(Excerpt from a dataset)
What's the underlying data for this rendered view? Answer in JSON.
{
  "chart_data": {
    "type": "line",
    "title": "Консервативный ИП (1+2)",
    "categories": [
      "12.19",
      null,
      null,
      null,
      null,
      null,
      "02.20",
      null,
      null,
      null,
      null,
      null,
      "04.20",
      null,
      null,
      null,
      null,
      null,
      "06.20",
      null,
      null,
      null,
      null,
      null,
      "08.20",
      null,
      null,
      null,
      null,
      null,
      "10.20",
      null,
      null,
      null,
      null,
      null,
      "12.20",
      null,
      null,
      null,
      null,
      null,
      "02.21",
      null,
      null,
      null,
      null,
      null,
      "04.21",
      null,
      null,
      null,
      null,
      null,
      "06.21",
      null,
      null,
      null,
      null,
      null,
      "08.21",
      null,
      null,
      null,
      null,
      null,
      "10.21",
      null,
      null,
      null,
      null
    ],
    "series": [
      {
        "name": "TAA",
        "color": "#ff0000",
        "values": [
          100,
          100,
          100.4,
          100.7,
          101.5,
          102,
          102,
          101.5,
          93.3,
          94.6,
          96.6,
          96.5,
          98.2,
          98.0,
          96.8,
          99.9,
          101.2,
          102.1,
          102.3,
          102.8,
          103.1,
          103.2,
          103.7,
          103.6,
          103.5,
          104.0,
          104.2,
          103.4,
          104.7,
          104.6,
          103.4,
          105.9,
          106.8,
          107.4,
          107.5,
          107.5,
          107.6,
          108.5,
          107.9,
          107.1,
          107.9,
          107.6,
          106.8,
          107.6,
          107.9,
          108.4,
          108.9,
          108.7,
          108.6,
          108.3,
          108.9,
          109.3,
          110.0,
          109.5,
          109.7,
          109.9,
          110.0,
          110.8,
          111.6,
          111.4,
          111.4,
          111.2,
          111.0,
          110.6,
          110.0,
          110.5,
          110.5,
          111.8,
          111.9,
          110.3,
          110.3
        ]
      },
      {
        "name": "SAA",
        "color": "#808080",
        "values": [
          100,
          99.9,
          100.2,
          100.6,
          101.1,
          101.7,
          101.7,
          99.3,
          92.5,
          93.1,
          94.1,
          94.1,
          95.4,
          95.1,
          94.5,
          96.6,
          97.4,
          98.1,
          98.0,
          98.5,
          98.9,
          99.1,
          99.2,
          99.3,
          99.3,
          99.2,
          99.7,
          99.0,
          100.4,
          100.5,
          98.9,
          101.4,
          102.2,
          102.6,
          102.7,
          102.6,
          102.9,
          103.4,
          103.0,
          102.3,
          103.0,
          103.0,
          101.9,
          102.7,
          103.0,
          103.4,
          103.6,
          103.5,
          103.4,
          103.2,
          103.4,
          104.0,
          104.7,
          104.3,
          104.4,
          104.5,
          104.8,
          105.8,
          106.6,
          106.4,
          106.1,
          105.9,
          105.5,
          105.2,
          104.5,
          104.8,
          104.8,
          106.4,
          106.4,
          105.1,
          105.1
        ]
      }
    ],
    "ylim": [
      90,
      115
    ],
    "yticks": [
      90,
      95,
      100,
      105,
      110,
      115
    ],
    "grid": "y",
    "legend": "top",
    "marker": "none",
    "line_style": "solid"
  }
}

* **DO THIS**:
Every line of the records above needs to be given again exactly.

* **RESPONSE TO THE TASK**:
What's the underlying data for this rendered view? Answer in JSON.
{
  "chart_data": {
    "type": "line",
    "title": "Консервативный ИП (1+2)",
    "categories": [
      "12.19",
      null,
      null,
      null,
      null,
      null,
      "02.20",
      null,
      null,
      null,
      null,
      null,
      "04.20",
      null,
      null,
      null,
      null,
      null,
      "06.20",
      null,
      null,
      null,
      null,
      null,
      "08.20",
      null,
      null,
      null,
      null,
      null,
      "10.20",
      null,
      null,
      null,
      null,
      null,
      "12.20",
      null,
      null,
      null,
      null,
      null,
      "02.21",
      null,
      null,
      null,
      null,
      null,
      "04.21",
      null,
      null,
      null,
      null,
      null,
      "06.21",
      null,
      null,
      null,
      null,
      null,
      "08.21",
      null,
      null,
      null,
      null,
      null,
      "10.21",
      null,
      null,
      null,
      null
    ],
    "series": [
      {
        "name": "TAA",
        "color": "#ff0000",
        "values": [
          100,
          100,
          100.4,
          100.7,
          101.5,
          102,
          102,
          101.5,
          93.3,
          94.6,
          96.6,
          96.5,
          98.2,
          98.0,
          96.8,
          99.9,
          101.2,
          102.1,
          102.3,
          102.8,
          103.1,
          103.2,
          103.7,
          103.6,
          103.5,
          104.0,
          104.2,
          103.4,
          104.7,
          104.6,
          103.4,
          105.9,
          106.8,
          107.4,
          107.5,
          107.5,
          107.6,
          108.5,
          107.9,
          107.1,
          107.9,
          107.6,
          106.8,
          107.6,
          107.9,
          108.4,
          108.9,
          108.7,
          108.6,
          108.3,
          108.9,
          109.3,
          110.0,
          109.5,
          109.7,
          109.9,
          110.0,
          110.8,
          111.6,
          111.4,
          111.4,
          111.2,
          111.0,
          110.6,
          110.0,
          110.5,
          110.5,
          111.8,
          111.9,
          110.3,
          110.3
        ]
      },
      {
        "name": "SAA",
        "color": "#808080",
        "values": [
          100,
          99.9,
          100.2,
          100.6,
          101.1,
          101.7,
          101.7,
          99.3,
          92.5,
          93.1,
          94.1,
          94.1,
          95.4,
          95.1,
          94.5,
          96.6,
          97.4,
          98.1,
          98.0,
          98.5,
          98.9,
          99.1,
          99.2,
          99.3,
          99.3,
          99.2,
          99.7,
          99.0,
          100.4,
          100.5,
          98.9,
          101.4,
          102.2,
          102.6,
          102.7,
          102.6,
          102.9,
          103.4,
          103.0,
          102.3,
          103.0,
          103.0,
          101.9,
          102.7,
          103.0,
          103.4,
          103.6,
          103.5,
          103.4,
          103.2,
          103.4,
          104.0,
          104.7,
          104.3,
          104.4,
          104.5,
          104.8,
          105.8,
          106.6,
          106.4,
          106.1,
          105.9,
          105.5,
          105.2,
          104.5,
          104.8,
          104.8,
          106.4,
          106.4,
          105.1,
          105.1
        ]
      }
    ],
    "ylim": [
      90,
      115
    ],
    "yticks": [
      90,
      95,
      100,
      105,
      110,
      115
    ],
    "grid": "y",
    "legend": "top",
    "marker": "none",
    "line_style": "solid"
  }
}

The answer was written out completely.